Return each line that holds the word "xlabel".

>>>>

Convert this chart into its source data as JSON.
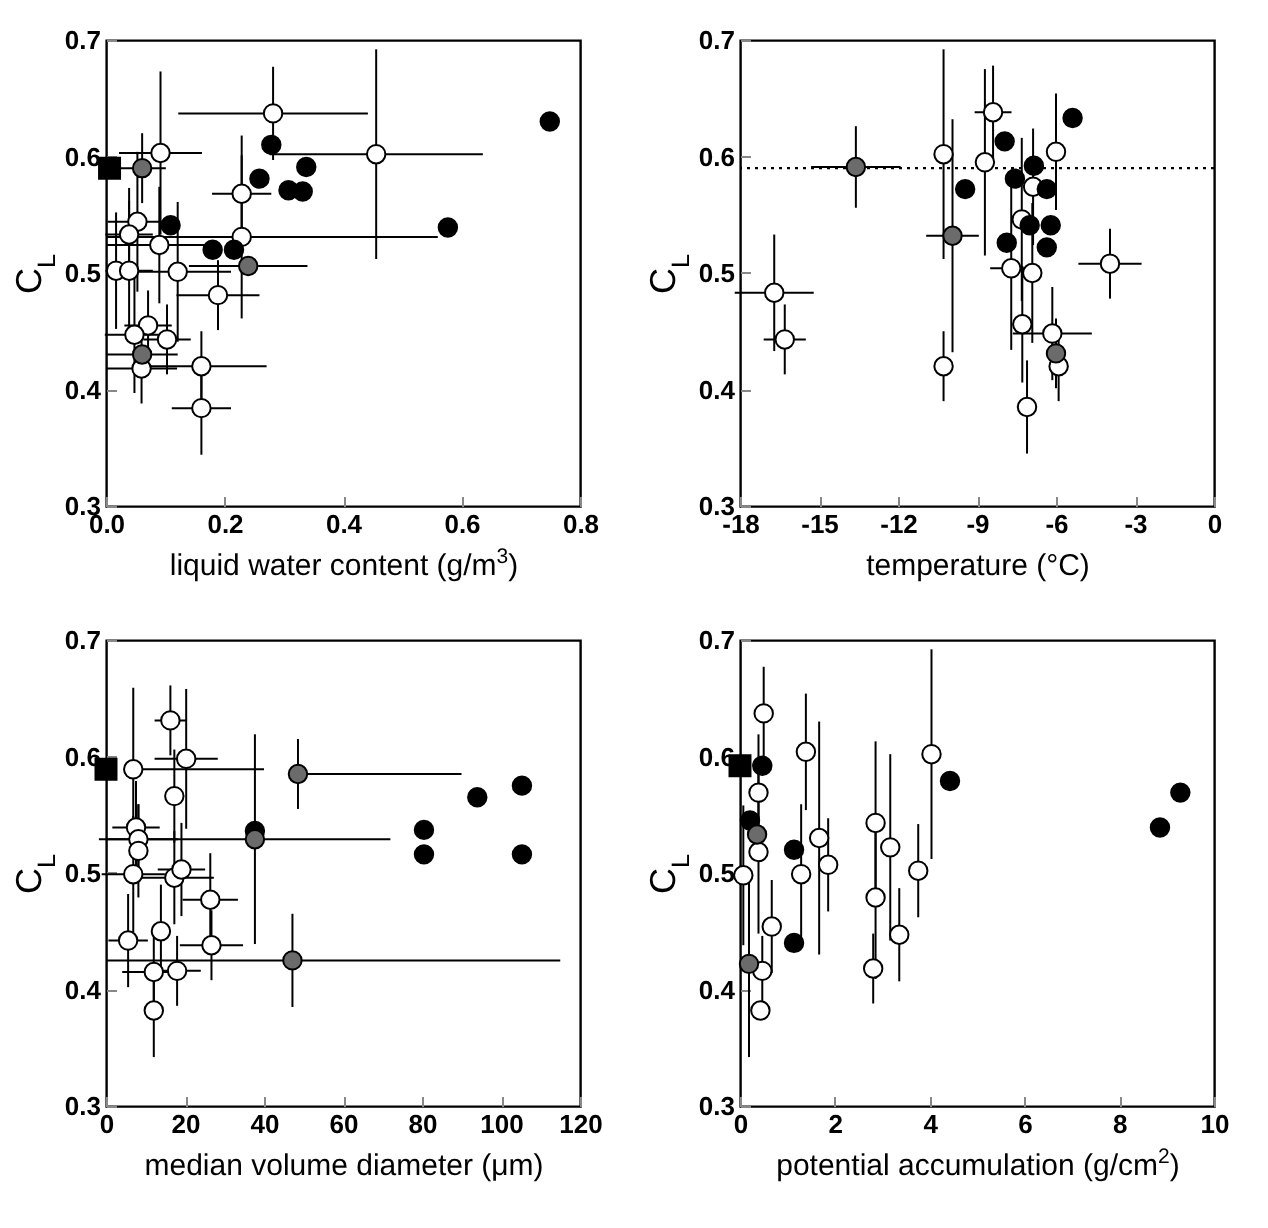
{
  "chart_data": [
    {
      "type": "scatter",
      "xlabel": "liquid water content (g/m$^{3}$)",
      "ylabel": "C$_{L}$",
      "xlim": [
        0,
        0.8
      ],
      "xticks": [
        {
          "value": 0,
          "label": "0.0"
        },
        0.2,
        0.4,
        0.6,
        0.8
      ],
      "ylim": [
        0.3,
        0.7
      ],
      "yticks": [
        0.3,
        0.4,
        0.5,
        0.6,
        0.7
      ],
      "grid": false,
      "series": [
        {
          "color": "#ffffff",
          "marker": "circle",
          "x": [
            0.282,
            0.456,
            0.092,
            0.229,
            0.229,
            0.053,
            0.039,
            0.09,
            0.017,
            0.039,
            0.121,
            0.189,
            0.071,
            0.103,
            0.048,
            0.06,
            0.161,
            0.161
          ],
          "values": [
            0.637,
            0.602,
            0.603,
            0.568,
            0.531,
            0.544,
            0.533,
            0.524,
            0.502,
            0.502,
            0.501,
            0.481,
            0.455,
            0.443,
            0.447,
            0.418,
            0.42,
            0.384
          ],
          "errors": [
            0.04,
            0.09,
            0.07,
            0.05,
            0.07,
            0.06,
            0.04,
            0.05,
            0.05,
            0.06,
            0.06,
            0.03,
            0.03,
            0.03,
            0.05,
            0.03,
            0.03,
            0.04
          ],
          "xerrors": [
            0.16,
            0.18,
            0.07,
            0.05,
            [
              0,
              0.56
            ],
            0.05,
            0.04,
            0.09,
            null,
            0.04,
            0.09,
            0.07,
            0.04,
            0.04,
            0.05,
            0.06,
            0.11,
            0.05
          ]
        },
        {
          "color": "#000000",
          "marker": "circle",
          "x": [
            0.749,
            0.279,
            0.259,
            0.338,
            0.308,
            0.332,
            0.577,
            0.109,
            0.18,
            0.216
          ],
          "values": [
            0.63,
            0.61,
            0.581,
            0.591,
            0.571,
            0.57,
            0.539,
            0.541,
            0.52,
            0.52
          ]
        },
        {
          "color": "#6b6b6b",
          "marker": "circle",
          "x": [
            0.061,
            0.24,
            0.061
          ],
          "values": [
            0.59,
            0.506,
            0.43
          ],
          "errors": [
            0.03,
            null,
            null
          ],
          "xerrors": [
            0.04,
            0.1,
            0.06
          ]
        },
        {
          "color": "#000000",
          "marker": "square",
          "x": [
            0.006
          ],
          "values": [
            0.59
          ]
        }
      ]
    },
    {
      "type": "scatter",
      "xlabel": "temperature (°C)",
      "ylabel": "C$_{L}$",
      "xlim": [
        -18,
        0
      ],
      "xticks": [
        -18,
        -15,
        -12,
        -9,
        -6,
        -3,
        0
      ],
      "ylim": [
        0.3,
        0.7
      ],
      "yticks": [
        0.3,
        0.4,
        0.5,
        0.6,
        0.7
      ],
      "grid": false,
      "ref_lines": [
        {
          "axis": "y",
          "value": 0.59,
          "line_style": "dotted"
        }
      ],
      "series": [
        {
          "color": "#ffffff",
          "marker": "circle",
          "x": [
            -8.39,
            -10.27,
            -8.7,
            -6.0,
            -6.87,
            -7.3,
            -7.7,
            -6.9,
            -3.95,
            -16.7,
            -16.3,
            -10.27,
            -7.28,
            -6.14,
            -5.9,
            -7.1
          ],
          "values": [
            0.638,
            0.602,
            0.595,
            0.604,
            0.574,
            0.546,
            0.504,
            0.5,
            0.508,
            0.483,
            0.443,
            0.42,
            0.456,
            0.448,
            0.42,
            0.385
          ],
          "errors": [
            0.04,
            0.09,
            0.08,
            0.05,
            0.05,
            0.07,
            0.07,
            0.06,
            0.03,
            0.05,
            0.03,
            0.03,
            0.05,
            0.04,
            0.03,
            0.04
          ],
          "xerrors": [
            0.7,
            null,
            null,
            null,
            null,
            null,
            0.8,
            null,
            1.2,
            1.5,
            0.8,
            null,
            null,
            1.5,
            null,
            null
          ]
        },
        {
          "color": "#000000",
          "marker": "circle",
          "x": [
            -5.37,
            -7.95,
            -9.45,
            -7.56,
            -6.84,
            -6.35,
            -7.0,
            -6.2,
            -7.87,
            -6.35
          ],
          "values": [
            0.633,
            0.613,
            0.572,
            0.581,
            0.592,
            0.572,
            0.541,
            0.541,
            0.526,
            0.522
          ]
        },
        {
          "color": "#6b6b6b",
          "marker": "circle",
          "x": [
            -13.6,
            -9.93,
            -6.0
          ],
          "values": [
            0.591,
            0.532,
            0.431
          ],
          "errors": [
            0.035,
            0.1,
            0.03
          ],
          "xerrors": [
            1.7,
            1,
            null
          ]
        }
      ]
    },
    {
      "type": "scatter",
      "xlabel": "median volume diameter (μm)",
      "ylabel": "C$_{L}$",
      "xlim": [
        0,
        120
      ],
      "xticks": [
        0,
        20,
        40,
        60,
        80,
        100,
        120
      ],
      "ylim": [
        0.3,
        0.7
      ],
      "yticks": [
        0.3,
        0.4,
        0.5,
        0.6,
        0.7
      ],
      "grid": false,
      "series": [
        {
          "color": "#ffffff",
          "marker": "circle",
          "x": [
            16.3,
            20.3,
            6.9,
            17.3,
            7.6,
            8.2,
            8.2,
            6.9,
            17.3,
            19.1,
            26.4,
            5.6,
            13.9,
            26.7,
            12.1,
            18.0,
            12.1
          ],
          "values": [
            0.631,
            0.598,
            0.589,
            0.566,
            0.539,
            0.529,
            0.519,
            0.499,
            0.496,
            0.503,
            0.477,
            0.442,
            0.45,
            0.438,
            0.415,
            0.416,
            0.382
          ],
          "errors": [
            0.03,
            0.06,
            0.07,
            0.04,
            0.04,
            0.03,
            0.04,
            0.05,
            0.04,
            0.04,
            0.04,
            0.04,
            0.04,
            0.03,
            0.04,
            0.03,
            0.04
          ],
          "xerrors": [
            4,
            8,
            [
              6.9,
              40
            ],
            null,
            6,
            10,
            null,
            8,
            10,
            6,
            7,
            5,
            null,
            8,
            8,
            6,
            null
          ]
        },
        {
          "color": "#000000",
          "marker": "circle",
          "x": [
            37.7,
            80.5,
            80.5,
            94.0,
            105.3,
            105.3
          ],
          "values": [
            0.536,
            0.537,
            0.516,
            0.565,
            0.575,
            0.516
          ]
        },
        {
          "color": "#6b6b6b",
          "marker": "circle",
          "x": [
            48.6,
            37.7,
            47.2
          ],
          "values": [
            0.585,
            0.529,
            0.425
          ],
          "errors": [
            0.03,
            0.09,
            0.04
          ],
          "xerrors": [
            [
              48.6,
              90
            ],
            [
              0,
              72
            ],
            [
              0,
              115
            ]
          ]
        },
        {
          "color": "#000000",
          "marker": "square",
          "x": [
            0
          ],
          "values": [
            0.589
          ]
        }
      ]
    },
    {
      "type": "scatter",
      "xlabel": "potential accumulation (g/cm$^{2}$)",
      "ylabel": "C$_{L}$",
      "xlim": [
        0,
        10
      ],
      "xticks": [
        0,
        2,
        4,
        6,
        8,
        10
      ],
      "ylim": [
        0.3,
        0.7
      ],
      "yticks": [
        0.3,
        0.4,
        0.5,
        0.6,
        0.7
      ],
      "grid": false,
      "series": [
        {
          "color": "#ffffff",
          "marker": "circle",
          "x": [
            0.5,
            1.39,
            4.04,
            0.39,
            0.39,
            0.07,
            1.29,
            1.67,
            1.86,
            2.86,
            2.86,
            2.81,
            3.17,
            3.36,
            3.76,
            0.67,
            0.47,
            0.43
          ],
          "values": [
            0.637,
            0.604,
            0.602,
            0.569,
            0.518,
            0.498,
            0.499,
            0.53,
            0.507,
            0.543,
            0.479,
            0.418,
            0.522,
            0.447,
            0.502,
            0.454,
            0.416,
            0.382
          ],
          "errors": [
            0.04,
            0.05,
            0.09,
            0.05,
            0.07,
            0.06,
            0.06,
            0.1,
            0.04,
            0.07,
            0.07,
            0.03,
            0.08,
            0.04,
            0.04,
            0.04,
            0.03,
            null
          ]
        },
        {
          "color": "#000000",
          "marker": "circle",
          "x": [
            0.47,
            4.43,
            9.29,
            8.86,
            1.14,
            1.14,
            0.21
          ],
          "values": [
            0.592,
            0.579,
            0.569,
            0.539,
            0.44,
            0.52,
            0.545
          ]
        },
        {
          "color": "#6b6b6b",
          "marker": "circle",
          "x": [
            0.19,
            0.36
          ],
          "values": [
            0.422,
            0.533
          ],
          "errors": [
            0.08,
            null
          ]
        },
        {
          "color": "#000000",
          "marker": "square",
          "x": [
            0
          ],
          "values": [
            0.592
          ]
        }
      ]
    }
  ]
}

<<<<

* **RESULT OF THIS TASK**
      "xlabel": "liquid water content (g/m$^{3}$)",
      "xlabel": "temperature (°C)",
      "xlabel": "median volume diameter (μm)",
      "xlabel": "potential accumulation (g/cm$^{2}$)",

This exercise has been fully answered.